### ENTRIES SUPPLIED
-- Opening Marker --
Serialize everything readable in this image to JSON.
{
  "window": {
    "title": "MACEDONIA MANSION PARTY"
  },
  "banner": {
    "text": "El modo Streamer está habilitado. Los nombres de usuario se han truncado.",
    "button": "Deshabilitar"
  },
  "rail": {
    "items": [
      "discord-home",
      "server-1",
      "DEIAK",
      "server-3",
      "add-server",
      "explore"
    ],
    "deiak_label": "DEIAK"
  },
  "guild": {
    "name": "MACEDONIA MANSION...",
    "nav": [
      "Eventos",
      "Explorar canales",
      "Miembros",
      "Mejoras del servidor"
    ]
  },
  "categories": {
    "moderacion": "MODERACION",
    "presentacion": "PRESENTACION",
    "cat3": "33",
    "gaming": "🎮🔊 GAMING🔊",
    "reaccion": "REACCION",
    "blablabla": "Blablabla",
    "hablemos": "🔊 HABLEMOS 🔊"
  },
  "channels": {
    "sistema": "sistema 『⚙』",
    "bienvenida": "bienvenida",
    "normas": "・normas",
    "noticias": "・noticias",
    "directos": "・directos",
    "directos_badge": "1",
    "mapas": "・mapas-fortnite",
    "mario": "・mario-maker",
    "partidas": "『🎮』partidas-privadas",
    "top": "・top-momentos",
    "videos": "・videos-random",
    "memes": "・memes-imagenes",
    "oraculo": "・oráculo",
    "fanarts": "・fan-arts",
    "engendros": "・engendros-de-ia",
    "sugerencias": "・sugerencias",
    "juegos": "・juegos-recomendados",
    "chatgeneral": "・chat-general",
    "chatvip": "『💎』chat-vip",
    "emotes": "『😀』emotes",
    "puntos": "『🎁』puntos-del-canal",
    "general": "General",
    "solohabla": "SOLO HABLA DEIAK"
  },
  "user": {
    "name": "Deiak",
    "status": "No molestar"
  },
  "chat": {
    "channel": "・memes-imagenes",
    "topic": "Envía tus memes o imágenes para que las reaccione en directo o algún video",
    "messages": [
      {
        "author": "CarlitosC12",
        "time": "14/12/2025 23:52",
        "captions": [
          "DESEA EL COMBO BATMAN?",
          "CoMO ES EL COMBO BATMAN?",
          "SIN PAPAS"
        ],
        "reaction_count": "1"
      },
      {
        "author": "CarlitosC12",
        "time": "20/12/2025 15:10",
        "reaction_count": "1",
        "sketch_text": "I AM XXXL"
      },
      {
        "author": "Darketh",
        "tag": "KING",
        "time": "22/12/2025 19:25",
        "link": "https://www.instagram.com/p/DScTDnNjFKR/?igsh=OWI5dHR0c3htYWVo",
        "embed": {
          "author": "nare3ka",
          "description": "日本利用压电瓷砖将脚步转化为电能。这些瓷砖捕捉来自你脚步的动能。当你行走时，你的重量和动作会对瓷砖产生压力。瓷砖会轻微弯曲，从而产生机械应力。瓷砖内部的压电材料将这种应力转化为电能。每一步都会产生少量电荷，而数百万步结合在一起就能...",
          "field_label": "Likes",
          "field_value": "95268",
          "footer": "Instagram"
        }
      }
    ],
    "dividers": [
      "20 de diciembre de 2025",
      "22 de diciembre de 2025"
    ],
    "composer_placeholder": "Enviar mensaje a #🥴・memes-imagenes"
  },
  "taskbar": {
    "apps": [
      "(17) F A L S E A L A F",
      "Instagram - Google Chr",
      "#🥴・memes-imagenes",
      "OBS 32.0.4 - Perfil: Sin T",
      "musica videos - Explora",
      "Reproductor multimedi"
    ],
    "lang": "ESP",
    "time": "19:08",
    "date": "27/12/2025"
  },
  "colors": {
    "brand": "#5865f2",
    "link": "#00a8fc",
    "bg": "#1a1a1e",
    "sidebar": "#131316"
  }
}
-- Closing Marker --
### REQUIRED ACTION
Line by line, copy the data above.

### SOLUTION TO THE PROBLEM
Serialize everything readable in this image to JSON.
{
  "window": {
    "title": "MACEDONIA MANSION PARTY"
  },
  "banner": {
    "text": "El modo Streamer está habilitado. Los nombres de usuario se han truncado.",
    "button": "Deshabilitar"
  },
  "rail": {
    "items": [
      "discord-home",
      "server-1",
      "DEIAK",
      "server-3",
      "add-server",
      "explore"
    ],
    "deiak_label": "DEIAK"
  },
  "guild": {
    "name": "MACEDONIA MANSION...",
    "nav": [
      "Eventos",
      "Explorar canales",
      "Miembros",
      "Mejoras del servidor"
    ]
  },
  "categories": {
    "moderacion": "MODERACION",
    "presentacion": "PRESENTACION",
    "cat3": "33",
    "gaming": "🎮🔊 GAMING🔊",
    "reaccion": "REACCION",
    "blablabla": "Blablabla",
    "hablemos": "🔊 HABLEMOS 🔊"
  },
  "channels": {
    "sistema": "sistema 『⚙』",
    "bienvenida": "bienvenida",
    "normas": "・normas",
    "noticias": "・noticias",
    "directos": "・directos",
    "directos_badge": "1",
    "mapas": "・mapas-fortnite",
    "mario": "・mario-maker",
    "partidas": "『🎮』partidas-privadas",
    "top": "・top-momentos",
    "videos": "・videos-random",
    "memes": "・memes-imagenes",
    "oraculo": "・oráculo",
    "fanarts": "・fan-arts",
    "engendros": "・engendros-de-ia",
    "sugerencias": "・sugerencias",
    "juegos": "・juegos-recomendados",
    "chatgeneral": "・chat-general",
    "chatvip": "『💎』chat-vip",
    "emotes": "『😀』emotes",
    "puntos": "『🎁』puntos-del-canal",
    "general": "General",
    "solohabla": "SOLO HABLA DEIAK"
  },
  "user": {
    "name": "Deiak",
    "status": "No molestar"
  },
  "chat": {
    "channel": "・memes-imagenes",
    "topic": "Envía tus memes o imágenes para que las reaccione en directo o algún video",
    "messages": [
      {
        "author": "CarlitosC12",
        "time": "14/12/2025 23:52",
        "captions": [
          "DESEA EL COMBO BATMAN?",
          "CoMO ES EL COMBO BATMAN?",
          "SIN PAPAS"
        ],
        "reaction_count": "1"
      },
      {
        "author": "CarlitosC12",
        "time": "20/12/2025 15:10",
        "reaction_count": "1",
        "sketch_text": "I AM XXXL"
      },
      {
        "author": "Darketh",
        "tag": "KING",
        "time": "22/12/2025 19:25",
        "link": "https://www.instagram.com/p/DScTDnNjFKR/?igsh=OWI5dHR0c3htYWVo",
        "embed": {
          "author": "nare3ka",
          "description": "日本利用压电瓷砖将脚步转化为电能。这些瓷砖捕捉来自你脚步的动能。当你行走时，你的重量和动作会对瓷砖产生压力。瓷砖会轻微弯曲，从而产生机械应力。瓷砖内部的压电材料将这种应力转化为电能。每一步都会产生少量电荷，而数百万步结合在一起就能...",
          "field_label": "Likes",
          "field_value": "95268",
          "footer": "Instagram"
        }
      }
    ],
    "dividers": [
      "20 de diciembre de 2025",
      "22 de diciembre de 2025"
    ],
    "composer_placeholder": "Enviar mensaje a #🥴・memes-imagenes"
  },
  "taskbar": {
    "apps": [
      "(17) F A L S E A L A F",
      "Instagram - Google Chr",
      "#🥴・memes-imagenes",
      "OBS 32.0.4 - Perfil: Sin T",
      "musica videos - Explora",
      "Reproductor multimedi"
    ],
    "lang": "ESP",
    "time": "19:08",
    "date": "27/12/2025"
  },
  "colors": {
    "brand": "#5865f2",
    "link": "#00a8fc",
    "bg": "#1a1a1e",
    "sidebar": "#131316"
  }
}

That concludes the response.